**Records from a collection:**

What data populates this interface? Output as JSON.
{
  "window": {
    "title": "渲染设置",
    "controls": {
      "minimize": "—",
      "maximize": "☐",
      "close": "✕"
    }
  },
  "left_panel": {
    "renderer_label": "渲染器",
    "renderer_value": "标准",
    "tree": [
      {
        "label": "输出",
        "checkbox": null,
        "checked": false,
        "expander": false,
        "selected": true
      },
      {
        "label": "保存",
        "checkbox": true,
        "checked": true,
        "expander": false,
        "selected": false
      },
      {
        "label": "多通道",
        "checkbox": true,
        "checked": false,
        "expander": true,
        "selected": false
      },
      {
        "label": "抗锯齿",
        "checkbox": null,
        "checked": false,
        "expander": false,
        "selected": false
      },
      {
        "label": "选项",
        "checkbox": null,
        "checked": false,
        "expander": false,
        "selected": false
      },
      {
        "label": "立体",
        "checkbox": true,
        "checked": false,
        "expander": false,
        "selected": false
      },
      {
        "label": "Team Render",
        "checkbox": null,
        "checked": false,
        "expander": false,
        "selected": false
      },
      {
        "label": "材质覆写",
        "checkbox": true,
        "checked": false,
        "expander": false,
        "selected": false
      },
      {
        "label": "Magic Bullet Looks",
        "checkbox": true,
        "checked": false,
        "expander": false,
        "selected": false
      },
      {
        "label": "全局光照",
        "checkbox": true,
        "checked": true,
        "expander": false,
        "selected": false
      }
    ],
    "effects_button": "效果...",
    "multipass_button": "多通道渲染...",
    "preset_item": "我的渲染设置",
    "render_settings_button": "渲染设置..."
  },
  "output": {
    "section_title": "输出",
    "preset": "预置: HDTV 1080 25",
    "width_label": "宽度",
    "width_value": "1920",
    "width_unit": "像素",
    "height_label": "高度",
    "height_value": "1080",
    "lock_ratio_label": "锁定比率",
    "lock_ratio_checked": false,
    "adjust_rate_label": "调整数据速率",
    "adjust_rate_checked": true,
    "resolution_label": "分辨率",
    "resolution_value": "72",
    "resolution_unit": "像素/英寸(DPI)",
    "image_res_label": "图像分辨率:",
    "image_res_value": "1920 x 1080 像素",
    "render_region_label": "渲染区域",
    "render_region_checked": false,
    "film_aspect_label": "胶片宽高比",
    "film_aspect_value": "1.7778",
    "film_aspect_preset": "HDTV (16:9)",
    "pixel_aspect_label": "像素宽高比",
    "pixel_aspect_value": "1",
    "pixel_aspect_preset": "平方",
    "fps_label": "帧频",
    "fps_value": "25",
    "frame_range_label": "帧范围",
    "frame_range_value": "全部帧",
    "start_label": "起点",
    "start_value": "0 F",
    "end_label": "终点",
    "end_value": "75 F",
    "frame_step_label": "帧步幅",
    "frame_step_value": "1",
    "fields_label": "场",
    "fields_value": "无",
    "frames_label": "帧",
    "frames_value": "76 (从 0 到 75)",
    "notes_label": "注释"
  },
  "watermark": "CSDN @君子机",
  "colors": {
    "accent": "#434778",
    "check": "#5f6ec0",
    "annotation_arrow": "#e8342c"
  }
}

**EXERCISE:**
All of the data must be returned exactly.

**FINISHED EXERCISE:**
What data populates this interface? Output as JSON.
{
  "window": {
    "title": "渲染设置",
    "controls": {
      "minimize": "—",
      "maximize": "☐",
      "close": "✕"
    }
  },
  "left_panel": {
    "renderer_label": "渲染器",
    "renderer_value": "标准",
    "tree": [
      {
        "label": "输出",
        "checkbox": null,
        "checked": false,
        "expander": false,
        "selected": true
      },
      {
        "label": "保存",
        "checkbox": true,
        "checked": true,
        "expander": false,
        "selected": false
      },
      {
        "label": "多通道",
        "checkbox": true,
        "checked": false,
        "expander": true,
        "selected": false
      },
      {
        "label": "抗锯齿",
        "checkbox": null,
        "checked": false,
        "expander": false,
        "selected": false
      },
      {
        "label": "选项",
        "checkbox": null,
        "checked": false,
        "expander": false,
        "selected": false
      },
      {
        "label": "立体",
        "checkbox": true,
        "checked": false,
        "expander": false,
        "selected": false
      },
      {
        "label": "Team Render",
        "checkbox": null,
        "checked": false,
        "expander": false,
        "selected": false
      },
      {
        "label": "材质覆写",
        "checkbox": true,
        "checked": false,
        "expander": false,
        "selected": false
      },
      {
        "label": "Magic Bullet Looks",
        "checkbox": true,
        "checked": false,
        "expander": false,
        "selected": false
      },
      {
        "label": "全局光照",
        "checkbox": true,
        "checked": true,
        "expander": false,
        "selected": false
      }
    ],
    "effects_button": "效果...",
    "multipass_button": "多通道渲染...",
    "preset_item": "我的渲染设置",
    "render_settings_button": "渲染设置..."
  },
  "output": {
    "section_title": "输出",
    "preset": "预置: HDTV 1080 25",
    "width_label": "宽度",
    "width_value": "1920",
    "width_unit": "像素",
    "height_label": "高度",
    "height_value": "1080",
    "lock_ratio_label": "锁定比率",
    "lock_ratio_checked": false,
    "adjust_rate_label": "调整数据速率",
    "adjust_rate_checked": true,
    "resolution_label": "分辨率",
    "resolution_value": "72",
    "resolution_unit": "像素/英寸(DPI)",
    "image_res_label": "图像分辨率:",
    "image_res_value": "1920 x 1080 像素",
    "render_region_label": "渲染区域",
    "render_region_checked": false,
    "film_aspect_label": "胶片宽高比",
    "film_aspect_value": "1.7778",
    "film_aspect_preset": "HDTV (16:9)",
    "pixel_aspect_label": "像素宽高比",
    "pixel_aspect_value": "1",
    "pixel_aspect_preset": "平方",
    "fps_label": "帧频",
    "fps_value": "25",
    "frame_range_label": "帧范围",
    "frame_range_value": "全部帧",
    "start_label": "起点",
    "start_value": "0 F",
    "end_label": "终点",
    "end_value": "75 F",
    "frame_step_label": "帧步幅",
    "frame_step_value": "1",
    "fields_label": "场",
    "fields_value": "无",
    "frames_label": "帧",
    "frames_value": "76 (从 0 到 75)",
    "notes_label": "注释"
  },
  "watermark": "CSDN @君子机",
  "colors": {
    "accent": "#434778",
    "check": "#5f6ec0",
    "annotation_arrow": "#e8342c"
  }
}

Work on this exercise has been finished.